Tally every line of the listing below that holds "并做好各种安全隐患的排查工作", then give the tally alone.

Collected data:
_ _ _ _ _
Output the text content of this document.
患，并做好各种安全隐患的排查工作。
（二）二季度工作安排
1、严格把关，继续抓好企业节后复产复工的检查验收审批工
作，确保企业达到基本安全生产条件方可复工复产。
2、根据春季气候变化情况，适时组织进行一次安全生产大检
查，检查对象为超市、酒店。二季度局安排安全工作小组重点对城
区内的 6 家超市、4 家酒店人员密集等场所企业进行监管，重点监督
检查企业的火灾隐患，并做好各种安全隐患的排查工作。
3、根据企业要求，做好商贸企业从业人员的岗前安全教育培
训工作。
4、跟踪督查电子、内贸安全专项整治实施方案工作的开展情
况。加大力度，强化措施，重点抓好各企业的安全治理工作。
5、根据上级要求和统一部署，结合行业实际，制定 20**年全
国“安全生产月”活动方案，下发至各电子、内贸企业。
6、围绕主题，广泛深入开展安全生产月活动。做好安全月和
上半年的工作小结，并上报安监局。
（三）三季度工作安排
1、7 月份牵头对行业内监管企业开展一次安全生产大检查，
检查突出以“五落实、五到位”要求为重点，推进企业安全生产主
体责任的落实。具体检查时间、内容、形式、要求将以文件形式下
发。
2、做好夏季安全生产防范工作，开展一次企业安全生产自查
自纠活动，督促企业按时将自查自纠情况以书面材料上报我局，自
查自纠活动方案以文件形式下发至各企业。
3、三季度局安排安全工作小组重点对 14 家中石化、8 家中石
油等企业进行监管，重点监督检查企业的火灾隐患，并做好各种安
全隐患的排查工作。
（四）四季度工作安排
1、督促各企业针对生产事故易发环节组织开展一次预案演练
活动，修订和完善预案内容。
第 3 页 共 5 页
_ _ _ _ _
Expected answer: 2